>> BEGIN Supplied text

Serious runners take advantage of Hachiman-yu, a sento (public bath) a minute’s walk from either Yoyogi-hachiman Station on the Odakyu Line, or Yoyogi-koen Station on the Tokyo Metro Chiyoda Line. As for me, I like to go for a jog or do some interval training whenever time allows.
The park has a dedicated cycling route intended for family use, but I hardly ever see anybody using it (bicycles are available for rent, for a fee). And the bicycle facilities—namely the garage for all the rental bikes—take up precious space. Seeing as how skateboarding will make its debut as an event in the 2020 Tokyo Olympics, how about we change that space into a skateboarding park? Just my two cents.

>> END Supplied text
>> BEGIN Extracted records

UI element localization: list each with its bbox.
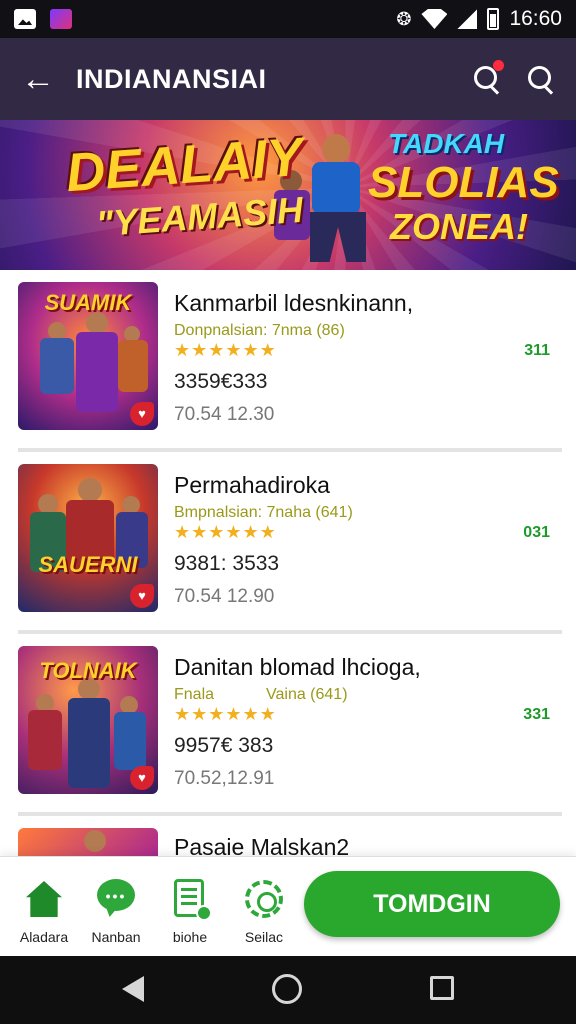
document-icon <box>168 877 212 921</box>
primary-action-button[interactable]: TOMDGIN <box>304 871 560 937</box>
notification-dot-icon <box>493 60 504 71</box>
vibrate-icon: ❂ <box>396 8 412 29</box>
item-name: Danitan blomad lhcioga, <box>174 654 421 680</box>
nav-label: Aladara <box>19 929 69 945</box>
status-bar: ❂ 16:60 <box>0 0 576 38</box>
list-item[interactable]: TOLNAIK ♥ Danitan blomad lhcioga, Fnala … <box>0 634 576 816</box>
system-home-icon[interactable] <box>272 974 302 1004</box>
status-time: 16:60 <box>509 7 562 30</box>
image-notification-icon <box>14 9 36 29</box>
item-code: 70.52,12.91 <box>174 768 275 789</box>
search-button[interactable] <box>528 66 554 92</box>
rating-stars: ★★★★★★ <box>174 704 277 724</box>
item-count: 331 <box>523 706 550 723</box>
notification-search-button[interactable] <box>474 60 504 92</box>
item-thumbnail <box>18 828 158 856</box>
banner-title-line2: ZONEA! <box>390 206 528 247</box>
rating-stars: ★★★★★★ <box>174 522 277 542</box>
settings-icon <box>242 877 286 921</box>
list-item[interactable]: Pasaie Malskan2 <box>0 816 576 856</box>
item-thumbnail: SAUERNI ♥ <box>18 464 158 612</box>
item-name: Pasaie Malskan2 <box>174 834 350 856</box>
system-recents-icon[interactable] <box>430 976 454 1000</box>
page-title: INDIANANSIAI <box>76 63 267 94</box>
favorite-icon[interactable]: ♥ <box>130 402 154 426</box>
home-icon <box>22 877 66 921</box>
item-thumbnail: TOLNAIK ♥ <box>18 646 158 794</box>
system-navigation-bar <box>0 956 576 1024</box>
bottom-navigation: Aladara ••• Nanban biohe Seilac TOMDGIN <box>0 856 576 956</box>
battery-icon <box>487 8 500 30</box>
item-code: 70.54 12.90 <box>174 586 275 607</box>
item-price: 9957€ 383 <box>174 734 274 757</box>
banner-tag: TADKAH <box>388 128 505 159</box>
back-button[interactable]: ← <box>0 38 76 120</box>
nav-label: Nanban <box>91 929 141 945</box>
item-price: 9381: 3533 <box>174 552 280 575</box>
item-meta: Bmpnalsian: 7naha (641) <box>174 504 353 521</box>
item-price: 3359€333 <box>174 370 268 393</box>
item-meta: Donpnalsian: 7nma (86) <box>174 322 345 339</box>
item-meta: Fnala <box>174 686 215 703</box>
system-back-icon[interactable] <box>122 976 144 1002</box>
thumb-title: SUAMIK <box>44 290 132 315</box>
app-notification-icon <box>50 9 72 29</box>
item-meta-secondary: Vaina (641) <box>266 686 348 703</box>
favorite-icon[interactable]: ♥ <box>130 584 154 608</box>
signal-icon <box>457 9 478 29</box>
rating-stars: ★★★★★★ <box>174 340 277 360</box>
nav-item-document[interactable]: biohe <box>158 877 222 945</box>
item-count: 311 <box>524 342 550 359</box>
item-thumbnail: SUAMIK ♥ <box>18 282 158 430</box>
wifi-icon <box>421 9 448 29</box>
thumb-title: TOLNAIK <box>39 658 137 683</box>
item-name: Kanmarbil ldesnkinann, <box>174 290 414 316</box>
app-bar: ← INDIANANSIAI <box>0 38 576 120</box>
list-item[interactable]: SUAMIK ♥ Kanmarbil ldesnkinann, Donpnals… <box>0 270 576 452</box>
banner-title-line1: SLOLIAS <box>368 158 559 207</box>
item-code: 70.54 12.30 <box>174 404 275 425</box>
nav-item-settings[interactable]: Seilac <box>232 877 296 945</box>
arrow-left-icon: ← <box>21 59 55 98</box>
list-item[interactable]: SAUERNI ♥ Permahadiroka Bmpnalsian: 7nah… <box>0 452 576 634</box>
item-name: Permahadiroka <box>174 472 330 498</box>
nav-label: Seilac <box>244 929 284 945</box>
chat-icon: ••• <box>94 877 138 921</box>
favorite-icon[interactable]: ♥ <box>130 766 154 790</box>
item-count: 031 <box>523 524 550 541</box>
nav-label: biohe <box>172 929 208 945</box>
nav-item-chat[interactable]: ••• Nanban <box>84 877 148 945</box>
thumb-title: SAUERNI <box>38 552 138 577</box>
promo-banner[interactable]: DEALAIY "YEAMASIH TADKAH SLOLIAS ZONEA! <box>0 120 576 270</box>
nav-item-home[interactable]: Aladara <box>12 877 76 945</box>
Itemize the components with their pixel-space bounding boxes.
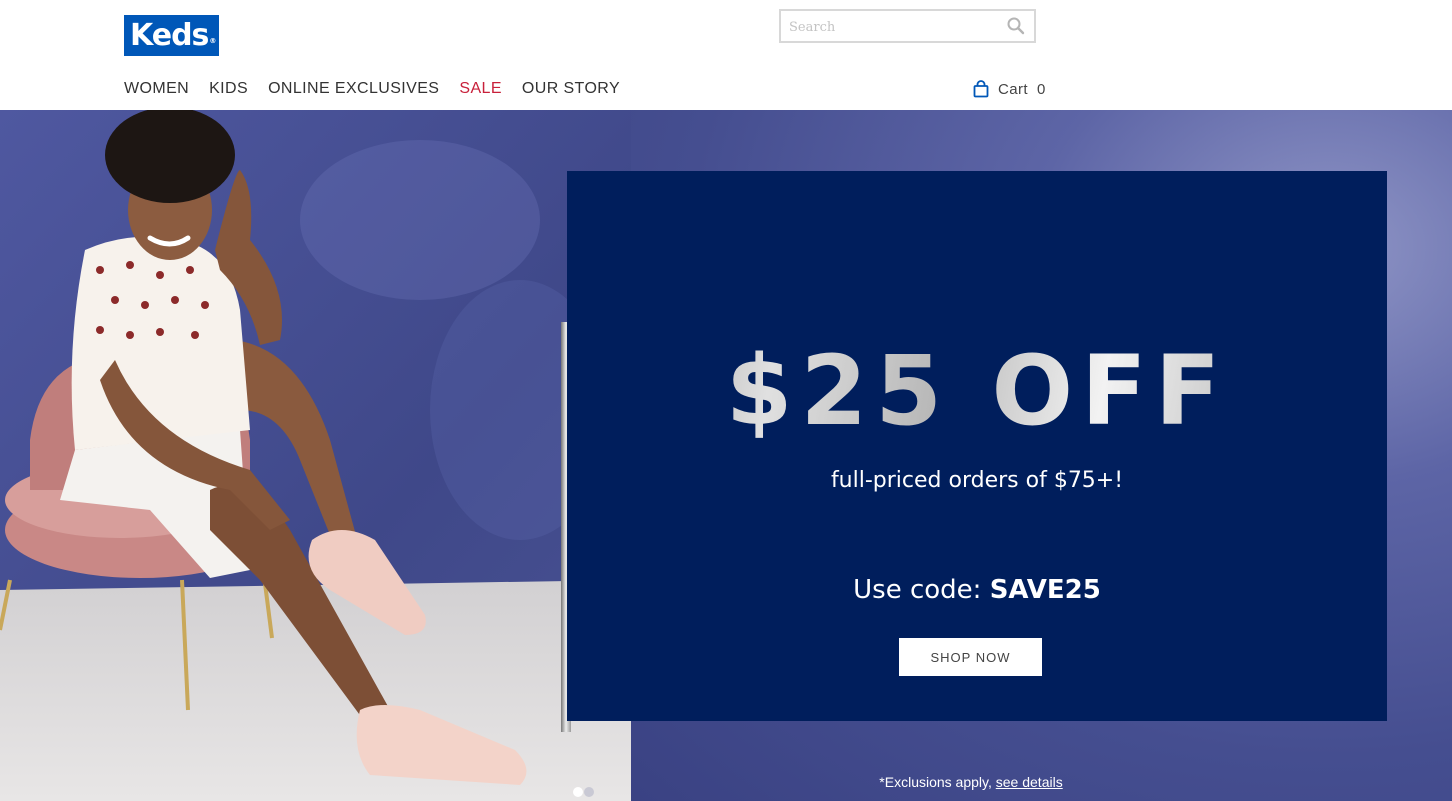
- cart-count: 0: [1036, 80, 1046, 98]
- nav-our-story[interactable]: OUR STORY: [522, 79, 620, 99]
- promo-subline: full-priced orders of $75+!: [830, 468, 1124, 493]
- search-box: [779, 9, 1036, 43]
- carousel-dot-2[interactable]: [584, 787, 594, 797]
- promo-code-line: Use code: SAVE25: [567, 575, 1387, 605]
- nav-kids[interactable]: KIDS: [209, 79, 248, 99]
- promo-code-prefix: Use code:: [853, 575, 990, 605]
- model-photo: [0, 110, 631, 801]
- cart-label: Cart: [998, 80, 1028, 98]
- keds-logo[interactable]: Keds®: [124, 15, 219, 56]
- exclusions-text: *Exclusions apply,: [879, 774, 996, 790]
- search-icon[interactable]: [1006, 16, 1026, 36]
- promo-headline: $25 OFF: [567, 341, 1387, 441]
- see-details-link[interactable]: see details: [996, 774, 1063, 790]
- nav-sale[interactable]: SALE: [459, 79, 502, 99]
- promo-panel: $25 OFF full-priced orders of $75+! Use …: [567, 171, 1387, 721]
- site-header: Keds® WOMEN KIDS ONLINE EXCLUSIVES SALE …: [0, 0, 1452, 110]
- shopping-bag-icon: [973, 80, 989, 98]
- cart-link[interactable]: Cart 0: [973, 79, 1046, 99]
- nav-online-exclusives[interactable]: ONLINE EXCLUSIVES: [268, 79, 439, 99]
- main-nav: WOMEN KIDS ONLINE EXCLUSIVES SALE OUR ST…: [124, 79, 640, 99]
- carousel-dot-1[interactable]: [573, 787, 583, 797]
- shop-now-button[interactable]: SHOP NOW: [899, 638, 1042, 676]
- carousel-dots: [573, 787, 594, 797]
- search-input[interactable]: [789, 17, 999, 37]
- hero-banner: $25 OFF full-priced orders of $75+! Use …: [0, 110, 1452, 801]
- promo-code: SAVE25: [989, 575, 1101, 605]
- exclusions-note: *Exclusions apply, see details: [631, 774, 1311, 790]
- nav-women[interactable]: WOMEN: [124, 79, 189, 99]
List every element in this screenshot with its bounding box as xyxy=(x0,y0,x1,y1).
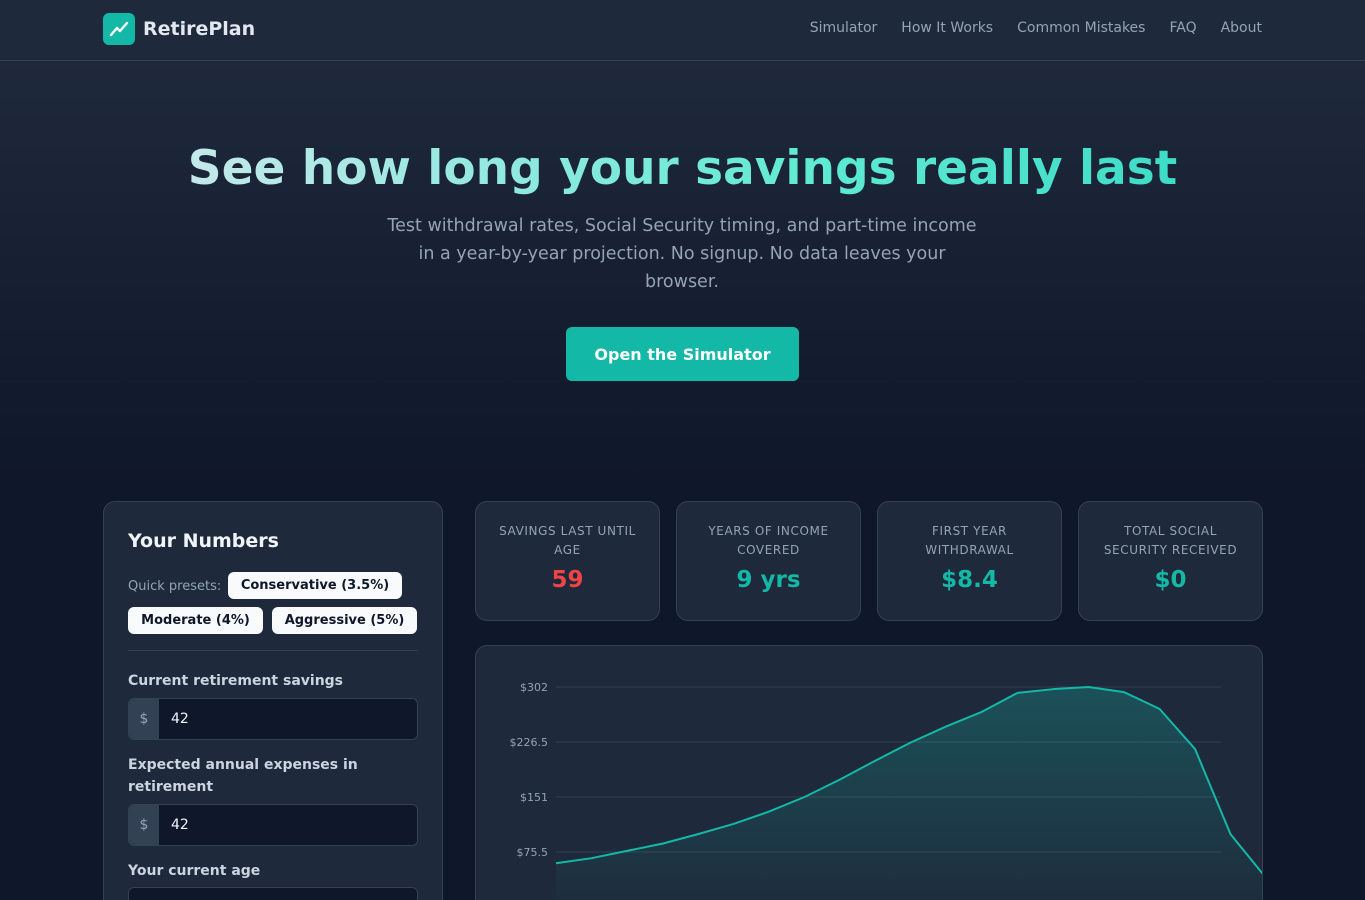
y-tick-label: $75.5 xyxy=(517,846,549,859)
dollar-prefix: $ xyxy=(129,699,159,739)
current-savings-field: $ xyxy=(128,698,418,740)
nav-link-simulator[interactable]: Simulator xyxy=(810,20,878,36)
hero-section: See how long your savings really last Te… xyxy=(0,61,1365,481)
savings-area xyxy=(556,687,1262,900)
brand[interactable]: RetirePlan xyxy=(103,13,255,45)
hero-title: See how long your savings really last xyxy=(0,141,1365,196)
top-navigation-bar: RetirePlan Simulator How It Works Common… xyxy=(0,0,1365,61)
current-savings-label: Current retirement savings xyxy=(128,673,344,689)
preset-moderate-button[interactable]: Moderate (4%) xyxy=(128,607,263,634)
nav-link-about[interactable]: About xyxy=(1221,20,1262,36)
annual-expenses-input[interactable] xyxy=(159,805,417,845)
dollar-prefix: $ xyxy=(129,805,159,845)
stat-card-first-withdrawal: First year withdrawal $8.4 xyxy=(877,501,1062,621)
hero-subtitle: Test withdrawal rates, Social Security t… xyxy=(387,216,977,292)
stat-label: First year withdrawal xyxy=(925,524,1014,557)
y-tick-label: $302 xyxy=(520,681,548,694)
main-nav: Simulator How It Works Common Mistakes F… xyxy=(810,20,1262,36)
divider xyxy=(128,650,418,651)
stat-card-years-covered: Years of income covered 9 yrs xyxy=(676,501,861,621)
savings-projection-chart: $302 $226.5 $151 $75.5 xyxy=(475,645,1263,900)
current-savings-input[interactable] xyxy=(159,699,417,739)
y-tick-label: $226.5 xyxy=(510,736,549,749)
stat-label: Savings last until age xyxy=(499,524,636,557)
stat-value: 9 yrs xyxy=(736,567,801,593)
stat-value: $0 xyxy=(1154,567,1187,593)
preset-conservative-button[interactable]: Conservative (3.5%) xyxy=(228,572,402,599)
stat-card-savings-last: Savings last until age 59 xyxy=(475,501,660,621)
current-age-field xyxy=(128,887,418,900)
panel-title: Your Numbers xyxy=(128,530,279,552)
preset-aggressive-button[interactable]: Aggressive (5%) xyxy=(272,607,417,634)
stat-value: 59 xyxy=(551,567,584,593)
nav-link-how-it-works[interactable]: How It Works xyxy=(901,20,993,36)
your-numbers-panel: Your Numbers Quick presets: Conservative… xyxy=(103,501,443,900)
brand-name: RetirePlan xyxy=(143,18,256,40)
stat-card-social-security: Total Social Security received $0 xyxy=(1078,501,1263,621)
stat-label: Total Social Security received xyxy=(1103,524,1238,557)
annual-expenses-field: $ xyxy=(128,804,418,846)
current-age-label: Your current age xyxy=(128,863,261,879)
stat-value: $8.4 xyxy=(941,567,998,593)
trend-line-icon xyxy=(103,13,135,45)
y-tick-label: $151 xyxy=(520,791,548,804)
nav-link-common-mistakes[interactable]: Common Mistakes xyxy=(1017,20,1145,36)
stat-label: Years of income covered xyxy=(708,524,829,557)
presets-label: Quick presets: xyxy=(128,579,222,594)
chart-canvas: $302 $226.5 $151 $75.5 xyxy=(510,681,1262,900)
open-simulator-button[interactable]: Open the Simulator xyxy=(566,327,799,381)
annual-expenses-label: Expected annual expenses in retirement xyxy=(128,757,358,795)
current-age-input[interactable] xyxy=(129,888,417,900)
nav-link-faq[interactable]: FAQ xyxy=(1169,20,1196,36)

>> END Extracted records

Tasks to complete:
A: According to the park passage, which event will make its debut at the 2020 Tokyo Olympics?
B: Reproduce the part of the park passage that begins at the words "Serious runners take" and stops after "my two cents.".
C: Summarize the park passage in two sentences.

Answers to the problems:
A: Skateboarding.

B:
Serious runners take advantage of Hachiman-yu, a sento (public bath) a minute’s walk from either Yoyogi-hachiman Station on the Odakyu Line, or Yoyogi-koen Station on the Tokyo Metro Chiyoda Line. As for me, I like to go for a jog or do some interval training whenever time allows.
The park has a dedicated cycling route intended for family use, but I hardly ever see anybody using it (bicycles are available for rent, for a fee). And the bicycle facilities—namely the garage for all the rental bikes—take up precious space. Seeing as how skateboarding will make its debut as an event in the 2020 Tokyo Olympics, how about we change that space into a skateboarding park? Just my two cents.

C: Serious runners use Hachiman-yu, a public bath a minute's walk from Yoyogi-hachiman Station and Yoyogi-koen Station, and the writer jogs or does interval training whenever time allows. The writer observes that the park's family cycling route is hardly ever used and that its bicycle garage takes up precious space, and suggests turning that space into a skateboarding park because skateboarding will debut at the 2020 Tokyo Olympics.